Exercise description. Restate the listing that follows word for word, without its pictures.

====== Source data ======

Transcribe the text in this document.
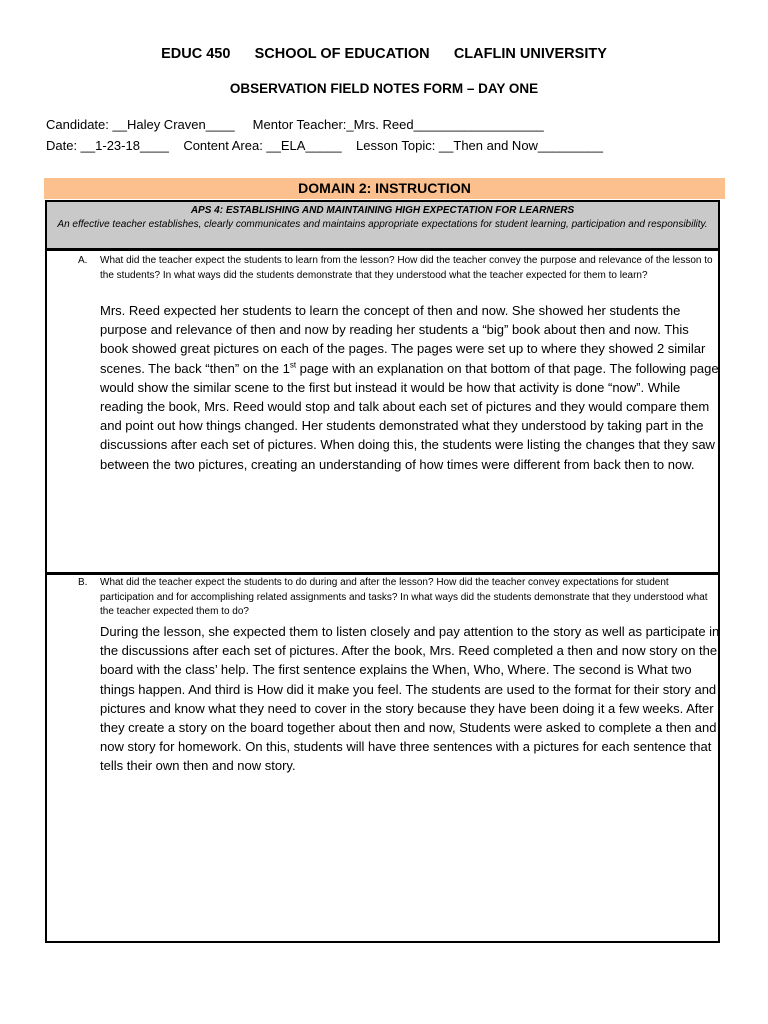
EDUC 450 SCHOOL OF EDUCATION CLAFLIN UNIVERSITY
OBSERVATION FIELD NOTES FORM – DAY ONE
Candidate: __Haley Craven____     Mentor Teacher:_Mrs. Reed__________________
Date: __1-23-18____    Content Area: __ELA_____    Lesson Topic: __Then and Now_________
DOMAIN 2: INSTRUCTION
APS 4: ESTABLISHING AND MAINTAINING HIGH EXPECTATION FOR LEARNERS
An effective teacher establishes, clearly communicates and maintains appropriate expectations for student learning, participation and responsibility.
A. What did the teacher expect the students to learn from the lesson? How did the teacher convey the purpose and relevance of the lesson to the students? In what ways did the students demonstrate that they understood what the teacher expected for them to learn?
Mrs. Reed expected her students to learn the concept of then and now. She showed her students the purpose and relevance of then and now by reading her students a “big” book about then and now. This book showed great pictures on each of the pages. The pages were set up to where they showed 2 similar scenes. The back “then” on the 1st page with an explanation on that bottom of that page. The following page would show the similar scene to the first but instead it would be how that activity is done “now”. While reading the book, Mrs. Reed would stop and talk about each set of pictures and they would compare them and point out how things changed. Her students demonstrated what they understood by taking part in the discussions after each set of pictures. When doing this, the students were listing the changes that they saw between the two pictures, creating an understanding of how times were different from back then to now.
B. What did the teacher expect the students to do during and after the lesson? How did the teacher convey expectations for student participation and for accomplishing related assignments and tasks? In what ways did the students demonstrate that they understood what the teacher expected them to do?
During the lesson, she expected them to listen closely and pay attention to the story as well as participate in the discussions after each set of pictures. After the book, Mrs. Reed completed a then and now story on the board with the class’ help. The first sentence explains the When, Who, Where. The second is What two things happen. And third is How did it make you feel. The students are used to the format for their story and pictures and know what they need to cover in the story because they have been doing it a few weeks. After they create a story on the board together about then and now, Students were asked to complete a then and now story for homework. On this, students will have three sentences with a pictures for each sentence that tells their own then and now story.
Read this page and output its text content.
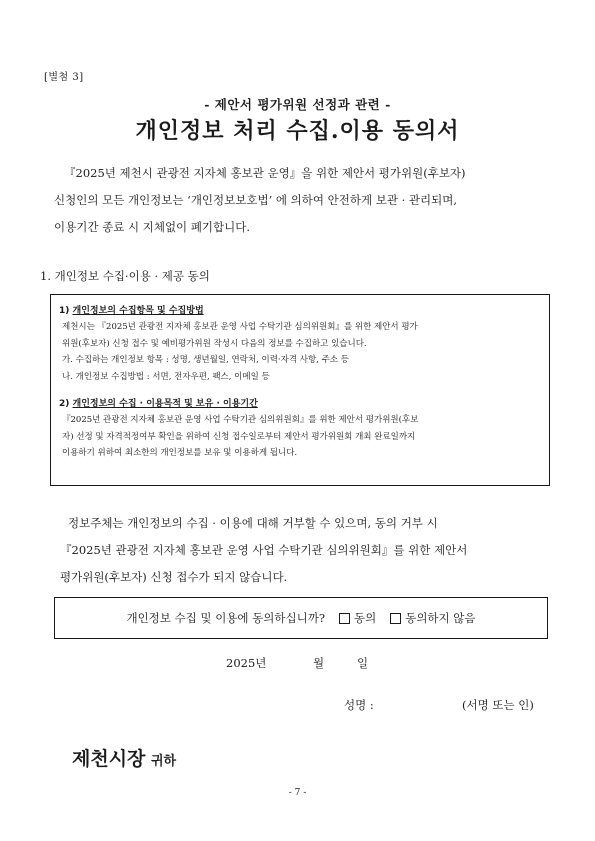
[별첨 3]
- 제안서 평가위원 선정과 관련 -
개인정보 처리 수집.이용 동의서
『2025년 제천시 관광전 지자체 홍보관 운영』을 위한 제안서 평가위원(후보자)
신청인의 모든 개인정보는 ‘개인정보보호법’ 에 의하여 안전하게 보관 · 관리되며,
이용기간 종료 시 지체없이 폐기합니다.
1. 개인정보 수집·이용 · 제공 동의
1) 개인정보의 수집항목 및 수집방법
제천시는 『2025년 관광전 지자체 홍보관 운영 사업 수탁기관 심의위원회』를 위한 제안서 평가
위원(후보자) 신청 접수 및 예비평가위원 작성시 다음의 정보를 수집하고 있습니다.
가. 수집하는 개인정보 항목 : 성명, 생년월일, 연락처, 이력·자격 사항, 주소 등
나. 개인정보 수집방법 : 서면, 전자우편, 팩스, 이메일 등
2) 개인정보의 수집 · 이용목적 및 보유 · 이용기간
『2025년 관광전 지자체 홍보관 운영 사업 수탁기관 심의위원회』를 위한 제안서 평가위원(후보
자) 선정 및 자격적정여부 확인을 위하여 신청 접수일로부터 제안서 평가위원회 개최 완료일까지
이용하기 위하여 최소한의 개인정보를 보유 및 이용하게 됩니다.
정보주체는 개인정보의 수집 · 이용에 대해 거부할 수 있으며, 동의 거부 시
『2025년 관광전 지자체 홍보관 운영 사업 수탁기관 심의위원회』를 위한 제안서
평가위원(후보자) 신청 접수가 되지 않습니다.
개인정보 수집 및 이용에 동의하십니까?	동의	동의하지 않음
2025년	월	일
성명 :	(서명 또는 인)
제천시장 귀하
- 7 -
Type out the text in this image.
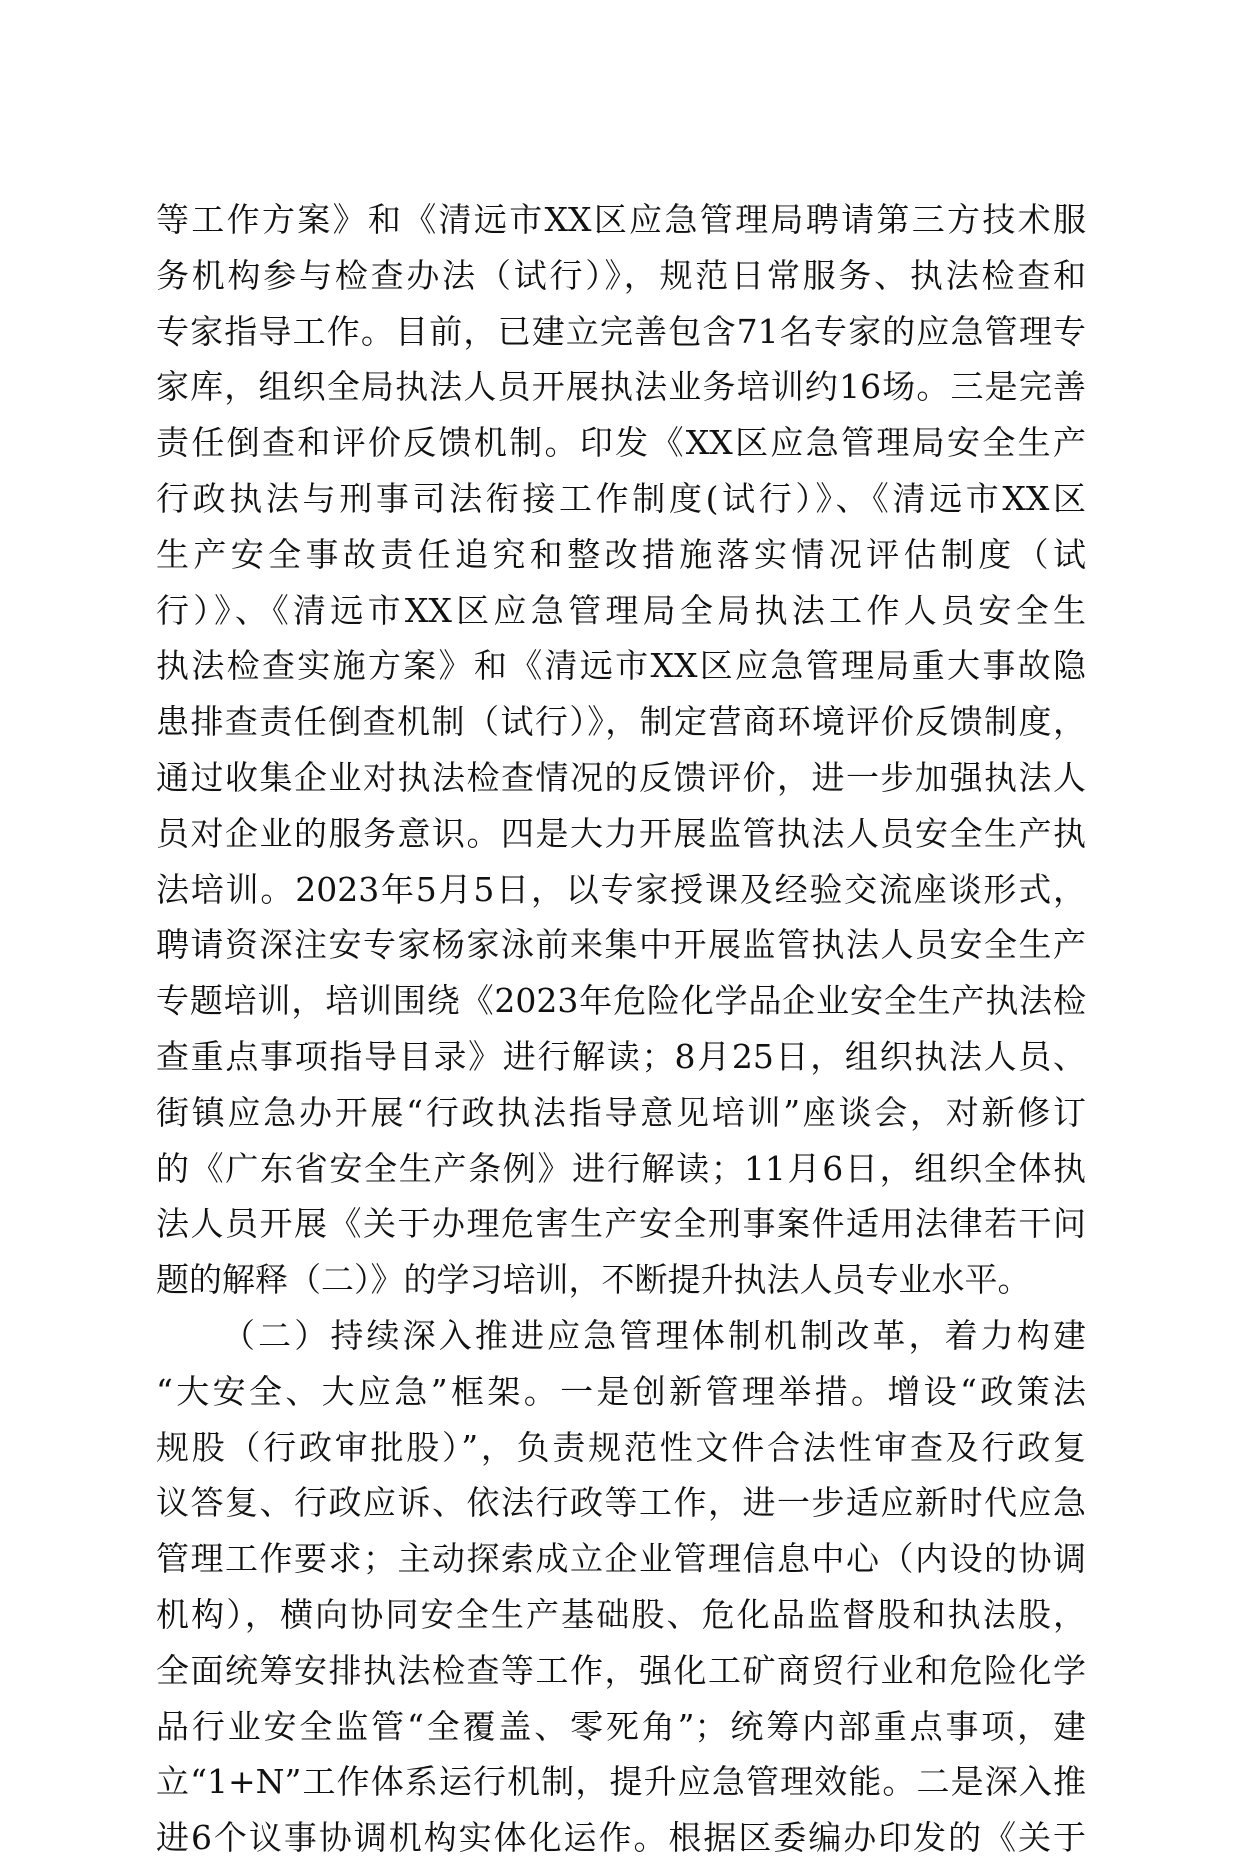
等工作方案》和《清远市XX区应急管理局聘请第三方技术服
务机构参与检查办法（试行）》，规范日常服务、执法检查和
专家指导工作。目前，已建立完善包含71名专家的应急管理专
家库，组织全局执法人员开展执法业务培训约16场。三是完善
责任倒查和评价反馈机制。印发《XX区应急管理局安全生产
行政执法与刑事司法衔接工作制度(试行）》、《清远市XX区
生产安全事故责任追究和整改措施落实情况评估制度（试
行）》、《清远市XX区应急管理局全局执法工作人员安全生
执法检查实施方案》和《清远市XX区应急管理局重大事故隐
患排查责任倒查机制（试行）》，制定营商环境评价反馈制度，
通过收集企业对执法检查情况的反馈评价，进一步加强执法人
员对企业的服务意识。四是大力开展监管执法人员安全生产执
法培训。2023年5月5日，以专家授课及经验交流座谈形式，
聘请资深注安专家杨家泳前来集中开展监管执法人员安全生产
专题培训，培训围绕《2023年危险化学品企业安全生产执法检
查重点事项指导目录》进行解读；8月25日，组织执法人员、
街镇应急办开展“行政执法指导意见培训”座谈会，对新修订
的《广东省安全生产条例》进行解读；11月6日，组织全体执
法人员开展《关于办理危害生产安全刑事案件适用法律若干问
题的解释（二）》的学习培训，不断提升执法人员专业水平。
（二）持续深入推进应急管理体制机制改革，着力构建
“大安全、大应急”框架。一是创新管理举措。增设“政策法
规股（行政审批股）”，负责规范性文件合法性审查及行政复
议答复、行政应诉、依法行政等工作，进一步适应新时代应急
管理工作要求；主动探索成立企业管理信息中心（内设的协调
机构），横向协同安全生产基础股、危化品监督股和执法股，
全面统筹安排执法检查等工作，强化工矿商贸行业和危险化学
品行业安全监管“全覆盖、零死角”；统筹内部重点事项，建
立“1+N”工作体系运行机制，提升应急管理效能。二是深入推
进6个议事协调机构实体化运作。根据区委编办印发的《关于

======

Written reply.
Transcribe the text in this document.
EDUC 450 SCHOOL OF EDUCATION CLAFLIN UNIVERSITY
OBSERVATION FIELD NOTES FORM – DAY ONE
Candidate: __Haley Craven____     Mentor Teacher:_Mrs. Reed__________________
Date: __1-23-18____    Content Area: __ELA_____    Lesson Topic: __Then and Now_________
DOMAIN 2: INSTRUCTION
APS 4: ESTABLISHING AND MAINTAINING HIGH EXPECTATION FOR LEARNERS
An effective teacher establishes, clearly communicates and maintains appropriate expectations for student learning, participation and responsibility.
A. What did the teacher expect the students to learn from the lesson? How did the teacher convey the purpose and relevance of the lesson to the students? In what ways did the students demonstrate that they understood what the teacher expected for them to learn?
Mrs. Reed expected her students to learn the concept of then and now. She showed her students the purpose and relevance of then and now by reading her students a “big” book about then and now. This book showed great pictures on each of the pages. The pages were set up to where they showed 2 similar scenes. The back “then” on the 1st page with an explanation on that bottom of that page. The following page would show the similar scene to the first but instead it would be how that activity is done “now”. While reading the book, Mrs. Reed would stop and talk about each set of pictures and they would compare them and point out how things changed. Her students demonstrated what they understood by taking part in the discussions after each set of pictures. When doing this, the students were listing the changes that they saw between the two pictures, creating an understanding of how times were different from back then to now.
B. What did the teacher expect the students to do during and after the lesson? How did the teacher convey expectations for student participation and for accomplishing related assignments and tasks? In what ways did the students demonstrate that they understood what the teacher expected them to do?
During the lesson, she expected them to listen closely and pay attention to the story as well as participate in the discussions after each set of pictures. After the book, Mrs. Reed completed a then and now story on the board with the class’ help. The first sentence explains the When, Who, Where. The second is What two things happen. And third is How did it make you feel. The students are used to the format for their story and pictures and know what they need to cover in the story because they have been doing it a few weeks. After they create a story on the board together about then and now, Students were asked to complete a then and now story for homework. On this, students will have three sentences with a pictures for each sentence that tells their own then and now story.
Read this page and output its text content.
[별첨 3]
- 제안서 평가위원 선정과 관련 -
개인정보 처리 수집.이용 동의서
『2025년 제천시 관광전 지자체 홍보관 운영』을 위한 제안서 평가위원(후보자)
신청인의 모든 개인정보는 ‘개인정보보호법’ 에 의하여 안전하게 보관 · 관리되며,
이용기간 종료 시 지체없이 폐기합니다.
1. 개인정보 수집·이용 · 제공 동의
1) 개인정보의 수집항목 및 수집방법
제천시는 『2025년 관광전 지자체 홍보관 운영 사업 수탁기관 심의위원회』를 위한 제안서 평가
위원(후보자) 신청 접수 및 예비평가위원 작성시 다음의 정보를 수집하고 있습니다.
가. 수집하는 개인정보 항목 : 성명, 생년월일, 연락처, 이력·자격 사항, 주소 등
나. 개인정보 수집방법 : 서면, 전자우편, 팩스, 이메일 등
2) 개인정보의 수집 · 이용목적 및 보유 · 이용기간
『2025년 관광전 지자체 홍보관 운영 사업 수탁기관 심의위원회』를 위한 제안서 평가위원(후보
자) 선정 및 자격적정여부 확인을 위하여 신청 접수일로부터 제안서 평가위원회 개최 완료일까지
이용하기 위하여 최소한의 개인정보를 보유 및 이용하게 됩니다.
정보주체는 개인정보의 수집 · 이용에 대해 거부할 수 있으며, 동의 거부 시
『2025년 관광전 지자체 홍보관 운영 사업 수탁기관 심의위원회』를 위한 제안서
평가위원(후보자) 신청 접수가 되지 않습니다.
개인정보 수집 및 이용에 동의하십니까?	동의	동의하지 않음
2025년	월	일
성명 :	(서명 또는 인)
제천시장 귀하
- 7 -
Type out the text in this image.
等工作方案》和《清远市XX区应急管理局聘请第三方技术服
务机构参与检查办法（试行）》，规范日常服务、执法检查和
专家指导工作。目前，已建立完善包含71名专家的应急管理专
家库，组织全局执法人员开展执法业务培训约16场。三是完善
责任倒查和评价反馈机制。印发《XX区应急管理局安全生产
行政执法与刑事司法衔接工作制度(试行）》、《清远市XX区
生产安全事故责任追究和整改措施落实情况评估制度（试
行）》、《清远市XX区应急管理局全局执法工作人员安全生
执法检查实施方案》和《清远市XX区应急管理局重大事故隐
患排查责任倒查机制（试行）》，制定营商环境评价反馈制度，
通过收集企业对执法检查情况的反馈评价，进一步加强执法人
员对企业的服务意识。四是大力开展监管执法人员安全生产执
法培训。2023年5月5日，以专家授课及经验交流座谈形式，
聘请资深注安专家杨家泳前来集中开展监管执法人员安全生产
专题培训，培训围绕《2023年危险化学品企业安全生产执法检
查重点事项指导目录》进行解读；8月25日，组织执法人员、
街镇应急办开展“行政执法指导意见培训”座谈会，对新修订
的《广东省安全生产条例》进行解读；11月6日，组织全体执
法人员开展《关于办理危害生产安全刑事案件适用法律若干问
题的解释（二）》的学习培训，不断提升执法人员专业水平。
（二）持续深入推进应急管理体制机制改革，着力构建
“大安全、大应急”框架。一是创新管理举措。增设“政策法
规股（行政审批股）”，负责规范性文件合法性审查及行政复
议答复、行政应诉、依法行政等工作，进一步适应新时代应急
管理工作要求；主动探索成立企业管理信息中心（内设的协调
机构），横向协同安全生产基础股、危化品监督股和执法股，
全面统筹安排执法检查等工作，强化工矿商贸行业和危险化学
品行业安全监管“全覆盖、零死角”；统筹内部重点事项，建
立“1+N”工作体系运行机制，提升应急管理效能。二是深入推
进6个议事协调机构实体化运作。根据区委编办印发的《关于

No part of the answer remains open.